* _Instructions to follow_
Go through the entries below and print each one exactly, leaving out pictures.

* _Stored data_
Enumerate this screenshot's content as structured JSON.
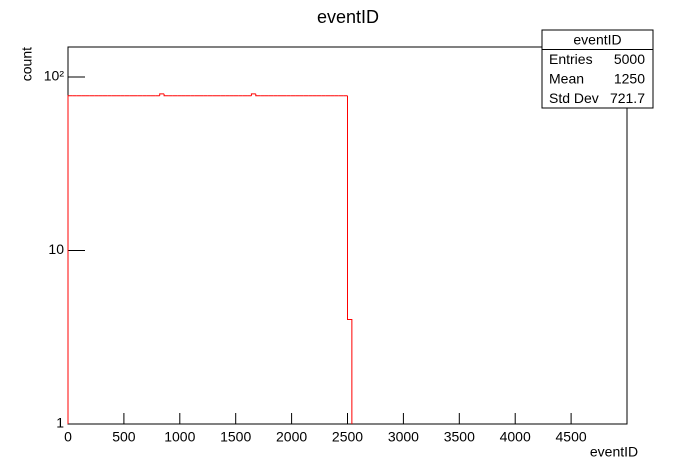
{
  "chart_data": {
    "type": "histogram",
    "title": "eventID",
    "x_label": "eventID",
    "y_label": "count",
    "bins": [
      0,
      39.0625,
      78.125,
      117.1875,
      156.25,
      195.3125,
      234.375,
      273.4375,
      312.5,
      351.5625,
      390.625,
      429.6875,
      468.75,
      507.8125,
      546.875,
      585.9375,
      625,
      664.0625,
      703.125,
      742.1875,
      781.25,
      820.3125,
      859.375,
      898.4375,
      937.5,
      976.5625,
      1015.625,
      1054.6875,
      1093.75,
      1132.8125,
      1171.875,
      1210.9375,
      1250,
      1289.0625,
      1328.125,
      1367.1875,
      1406.25,
      1445.3125,
      1484.375,
      1523.4375,
      1562.5,
      1601.5625,
      1640.625,
      1679.6875,
      1718.75,
      1757.8125,
      1796.875,
      1835.9375,
      1875,
      1914.0625,
      1953.125,
      1992.1875,
      2031.25,
      2070.3125,
      2109.375,
      2148.4375,
      2187.5,
      2226.5625,
      2265.625,
      2304.6875,
      2343.75,
      2382.8125,
      2421.875,
      2460.9375,
      2500,
      2539.0625
    ],
    "values": [
      78,
      78,
      78,
      78,
      78,
      78,
      78,
      78,
      78,
      78,
      78,
      78,
      78,
      78,
      78,
      78,
      78,
      78,
      78,
      78,
      78,
      80,
      78,
      78,
      78,
      78,
      78,
      78,
      78,
      78,
      78,
      78,
      78,
      78,
      78,
      78,
      78,
      78,
      78,
      78,
      78,
      78,
      80,
      78,
      78,
      78,
      78,
      78,
      78,
      78,
      78,
      78,
      78,
      78,
      78,
      78,
      78,
      78,
      78,
      78,
      78,
      78,
      78,
      78,
      4
    ],
    "color": "#ff0000",
    "log_y": true,
    "xlim": [
      0,
      5000
    ],
    "xticks": [
      0,
      500,
      1000,
      1500,
      2000,
      2500,
      3000,
      3500,
      4000,
      4500
    ],
    "ylim": [
      1,
      149
    ],
    "yticks": [
      1,
      10,
      {
        "value": 100,
        "label": "10²"
      }
    ],
    "stats": {
      "title": "eventID",
      "rows": [
        [
          "Entries",
          5000
        ],
        [
          "Mean",
          1250
        ],
        [
          "Std Dev",
          721.7
        ]
      ]
    }
  }
}
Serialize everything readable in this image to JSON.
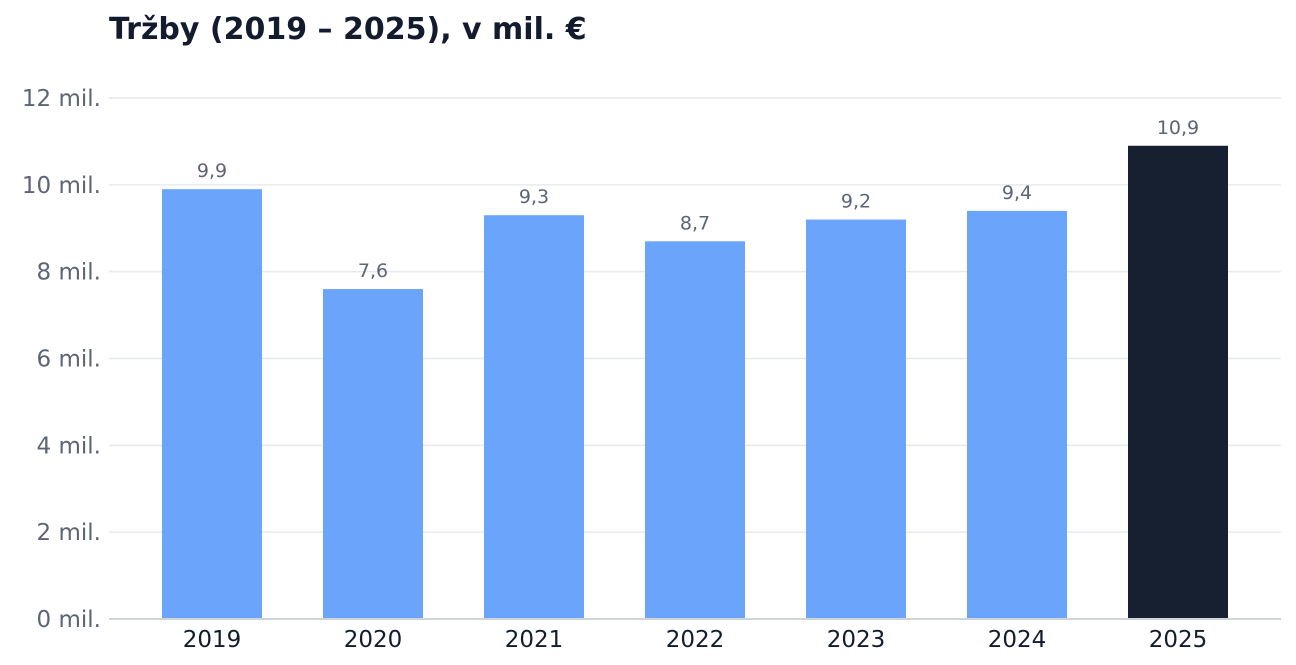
{
  "chart_data": {
    "type": "bar",
    "title": "Tržby (2019 – 2025), v mil. €",
    "xlabel": "",
    "ylabel": "",
    "categories": [
      "2019",
      "2020",
      "2021",
      "2022",
      "2023",
      "2024",
      "2025"
    ],
    "values": [
      9.9,
      7.6,
      9.3,
      8.7,
      9.2,
      9.4,
      10.9
    ],
    "value_labels": [
      "9,9",
      "7,6",
      "9,3",
      "8,7",
      "9,2",
      "9,4",
      "10,9"
    ],
    "ylim": [
      0,
      12
    ],
    "yticks": [
      0,
      2,
      4,
      6,
      8,
      10,
      12
    ],
    "ytick_labels": [
      "0 mil.",
      "2 mil.",
      "4 mil.",
      "6 mil.",
      "8 mil.",
      "10 mil.",
      "12 mil."
    ],
    "grid": true,
    "legend": "none",
    "colors": {
      "bar": "#6ba5fb",
      "highlight": "#172031",
      "grid": "#e6e9ee",
      "axis": "#cfd3da",
      "title": "#131c2e",
      "muted_text": "#5d6475"
    },
    "highlight_category": "2025"
  }
}
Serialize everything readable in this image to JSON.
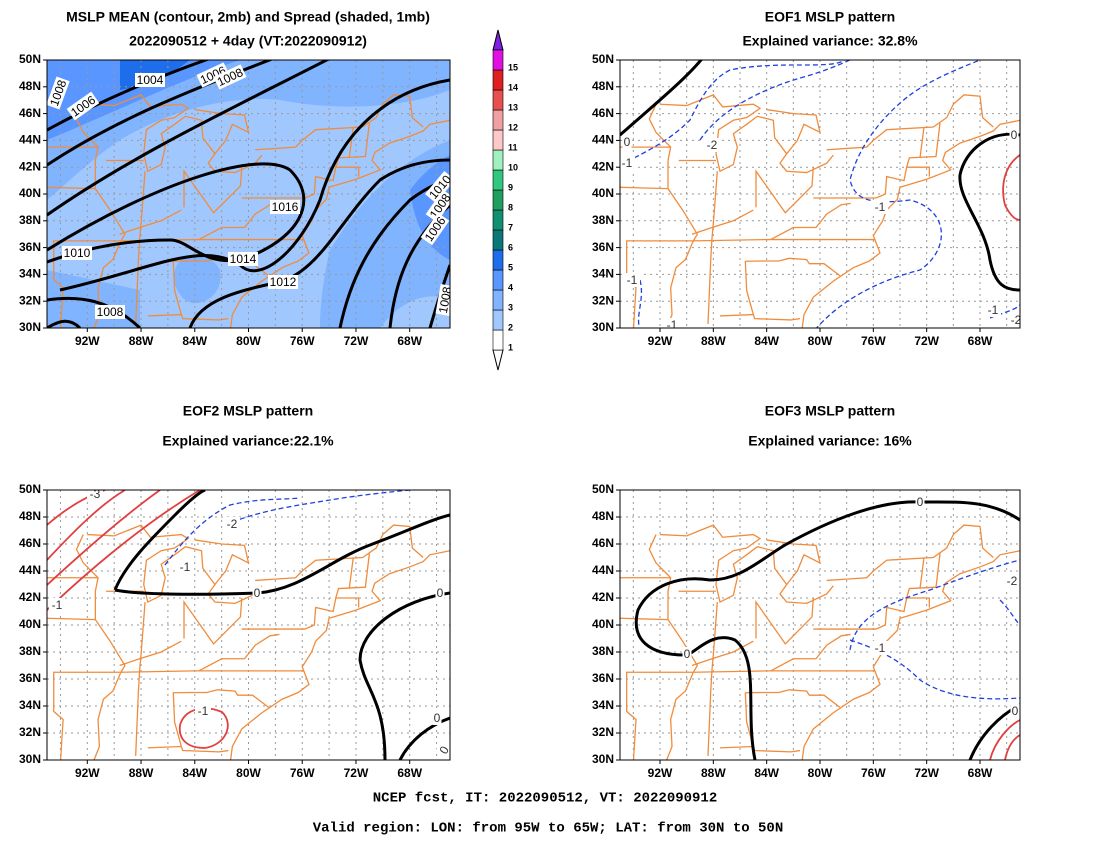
{
  "panels": [
    {
      "title": [
        "MSLP MEAN (contour, 2mb) and Spread (shaded, 1mb)",
        "2022090512 + 4day (VT:2022090912)"
      ],
      "yticks": [
        "50N",
        "48N",
        "46N",
        "44N",
        "42N",
        "40N",
        "38N",
        "36N",
        "34N",
        "32N",
        "30N"
      ],
      "xticks": [
        "92W",
        "88W",
        "84W",
        "80W",
        "76W",
        "72W",
        "68W"
      ],
      "contour_labels": [
        "1004",
        "1006",
        "1008",
        "1006",
        "1008",
        "1016",
        "1014",
        "1012",
        "1010",
        "1008",
        "1010",
        "1008",
        "1006",
        "1008"
      ]
    },
    {
      "title": [
        "EOF1 MSLP pattern",
        "Explained variance: 32.8%"
      ],
      "yticks": [
        "50N",
        "48N",
        "46N",
        "44N",
        "42N",
        "40N",
        "38N",
        "36N",
        "34N",
        "32N",
        "30N"
      ],
      "xticks": [
        "92W",
        "88W",
        "84W",
        "80W",
        "76W",
        "72W",
        "68W"
      ],
      "contour_labels": [
        "0",
        "-1",
        "-2",
        "0",
        "-1",
        "-1",
        "-1",
        "-1",
        "-2"
      ]
    },
    {
      "title": [
        "EOF2 MSLP pattern",
        "Explained variance:22.1%"
      ],
      "yticks": [
        "50N",
        "48N",
        "46N",
        "44N",
        "42N",
        "40N",
        "38N",
        "36N",
        "34N",
        "32N",
        "30N"
      ],
      "xticks": [
        "92W",
        "88W",
        "84W",
        "80W",
        "76W",
        "72W",
        "68W"
      ],
      "contour_labels": [
        "-3",
        "-1",
        "-2",
        "-1",
        "0",
        "0",
        "-1",
        "0",
        "0"
      ]
    },
    {
      "title": [
        "EOF3 MSLP pattern",
        "Explained variance: 16%"
      ],
      "yticks": [
        "50N",
        "48N",
        "46N",
        "44N",
        "42N",
        "40N",
        "38N",
        "36N",
        "34N",
        "32N",
        "30N"
      ],
      "xticks": [
        "92W",
        "88W",
        "84W",
        "80W",
        "76W",
        "72W",
        "68W"
      ],
      "contour_labels": [
        "0",
        "0",
        "-2",
        "-1",
        "0"
      ]
    }
  ],
  "colorbar": {
    "labels": [
      "1",
      "2",
      "3",
      "4",
      "5",
      "6",
      "7",
      "8",
      "9",
      "10",
      "11",
      "12",
      "13",
      "14",
      "15"
    ]
  },
  "footer": [
    "NCEP fcst, IT: 2022090512, VT: 2022090912",
    "Valid region: LON: from 95W to 65W; LAT: from 30N to 50N"
  ]
}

* _Output for this exercise_
Enumerate this screenshot's content as structured JSON.
{
  "chart_data": {
    "type": "histogram",
    "title": "eventID",
    "x_label": "eventID",
    "y_label": "count",
    "bins": [
      0,
      39.0625,
      78.125,
      117.1875,
      156.25,
      195.3125,
      234.375,
      273.4375,
      312.5,
      351.5625,
      390.625,
      429.6875,
      468.75,
      507.8125,
      546.875,
      585.9375,
      625,
      664.0625,
      703.125,
      742.1875,
      781.25,
      820.3125,
      859.375,
      898.4375,
      937.5,
      976.5625,
      1015.625,
      1054.6875,
      1093.75,
      1132.8125,
      1171.875,
      1210.9375,
      1250,
      1289.0625,
      1328.125,
      1367.1875,
      1406.25,
      1445.3125,
      1484.375,
      1523.4375,
      1562.5,
      1601.5625,
      1640.625,
      1679.6875,
      1718.75,
      1757.8125,
      1796.875,
      1835.9375,
      1875,
      1914.0625,
      1953.125,
      1992.1875,
      2031.25,
      2070.3125,
      2109.375,
      2148.4375,
      2187.5,
      2226.5625,
      2265.625,
      2304.6875,
      2343.75,
      2382.8125,
      2421.875,
      2460.9375,
      2500,
      2539.0625
    ],
    "values": [
      78,
      78,
      78,
      78,
      78,
      78,
      78,
      78,
      78,
      78,
      78,
      78,
      78,
      78,
      78,
      78,
      78,
      78,
      78,
      78,
      78,
      80,
      78,
      78,
      78,
      78,
      78,
      78,
      78,
      78,
      78,
      78,
      78,
      78,
      78,
      78,
      78,
      78,
      78,
      78,
      78,
      78,
      80,
      78,
      78,
      78,
      78,
      78,
      78,
      78,
      78,
      78,
      78,
      78,
      78,
      78,
      78,
      78,
      78,
      78,
      78,
      78,
      78,
      78,
      4
    ],
    "color": "#ff0000",
    "log_y": true,
    "xlim": [
      0,
      5000
    ],
    "xticks": [
      0,
      500,
      1000,
      1500,
      2000,
      2500,
      3000,
      3500,
      4000,
      4500
    ],
    "ylim": [
      1,
      149
    ],
    "yticks": [
      1,
      10,
      {
        "value": 100,
        "label": "10²"
      }
    ],
    "stats": {
      "title": "eventID",
      "rows": [
        [
          "Entries",
          5000
        ],
        [
          "Mean",
          1250
        ],
        [
          "Std Dev",
          721.7
        ]
      ]
    }
  }
}
Serialize everything readable in this image to JSON.
{
  "chart_data": {
    "type": "bar",
    "title": "Tržby (2019 – 2025), v mil. €",
    "xlabel": "",
    "ylabel": "",
    "categories": [
      "2019",
      "2020",
      "2021",
      "2022",
      "2023",
      "2024",
      "2025"
    ],
    "values": [
      9.9,
      7.6,
      9.3,
      8.7,
      9.2,
      9.4,
      10.9
    ],
    "value_labels": [
      "9,9",
      "7,6",
      "9,3",
      "8,7",
      "9,2",
      "9,4",
      "10,9"
    ],
    "ylim": [
      0,
      12
    ],
    "yticks": [
      0,
      2,
      4,
      6,
      8,
      10,
      12
    ],
    "ytick_labels": [
      "0 mil.",
      "2 mil.",
      "4 mil.",
      "6 mil.",
      "8 mil.",
      "10 mil.",
      "12 mil."
    ],
    "grid": true,
    "legend": "none",
    "colors": {
      "bar": "#6ba5fb",
      "highlight": "#172031",
      "grid": "#e6e9ee",
      "axis": "#cfd3da",
      "title": "#131c2e",
      "muted_text": "#5d6475"
    },
    "highlight_category": "2025"
  }
}
Serialize everything readable in this image to JSON.
{
  "panels": [
    {
      "title": [
        "MSLP MEAN (contour, 2mb) and Spread (shaded, 1mb)",
        "2022090512 + 4day (VT:2022090912)"
      ],
      "yticks": [
        "50N",
        "48N",
        "46N",
        "44N",
        "42N",
        "40N",
        "38N",
        "36N",
        "34N",
        "32N",
        "30N"
      ],
      "xticks": [
        "92W",
        "88W",
        "84W",
        "80W",
        "76W",
        "72W",
        "68W"
      ],
      "contour_labels": [
        "1004",
        "1006",
        "1008",
        "1006",
        "1008",
        "1016",
        "1014",
        "1012",
        "1010",
        "1008",
        "1010",
        "1008",
        "1006",
        "1008"
      ]
    },
    {
      "title": [
        "EOF1 MSLP pattern",
        "Explained variance: 32.8%"
      ],
      "yticks": [
        "50N",
        "48N",
        "46N",
        "44N",
        "42N",
        "40N",
        "38N",
        "36N",
        "34N",
        "32N",
        "30N"
      ],
      "xticks": [
        "92W",
        "88W",
        "84W",
        "80W",
        "76W",
        "72W",
        "68W"
      ],
      "contour_labels": [
        "0",
        "-1",
        "-2",
        "0",
        "-1",
        "-1",
        "-1",
        "-1",
        "-2"
      ]
    },
    {
      "title": [
        "EOF2 MSLP pattern",
        "Explained variance:22.1%"
      ],
      "yticks": [
        "50N",
        "48N",
        "46N",
        "44N",
        "42N",
        "40N",
        "38N",
        "36N",
        "34N",
        "32N",
        "30N"
      ],
      "xticks": [
        "92W",
        "88W",
        "84W",
        "80W",
        "76W",
        "72W",
        "68W"
      ],
      "contour_labels": [
        "-3",
        "-1",
        "-2",
        "-1",
        "0",
        "0",
        "-1",
        "0",
        "0"
      ]
    },
    {
      "title": [
        "EOF3 MSLP pattern",
        "Explained variance: 16%"
      ],
      "yticks": [
        "50N",
        "48N",
        "46N",
        "44N",
        "42N",
        "40N",
        "38N",
        "36N",
        "34N",
        "32N",
        "30N"
      ],
      "xticks": [
        "92W",
        "88W",
        "84W",
        "80W",
        "76W",
        "72W",
        "68W"
      ],
      "contour_labels": [
        "0",
        "0",
        "-2",
        "-1",
        "0"
      ]
    }
  ],
  "colorbar": {
    "labels": [
      "1",
      "2",
      "3",
      "4",
      "5",
      "6",
      "7",
      "8",
      "9",
      "10",
      "11",
      "12",
      "13",
      "14",
      "15"
    ]
  },
  "footer": [
    "NCEP fcst, IT: 2022090512, VT: 2022090912",
    "Valid region: LON: from 95W to 65W; LAT: from 30N to 50N"
  ]
}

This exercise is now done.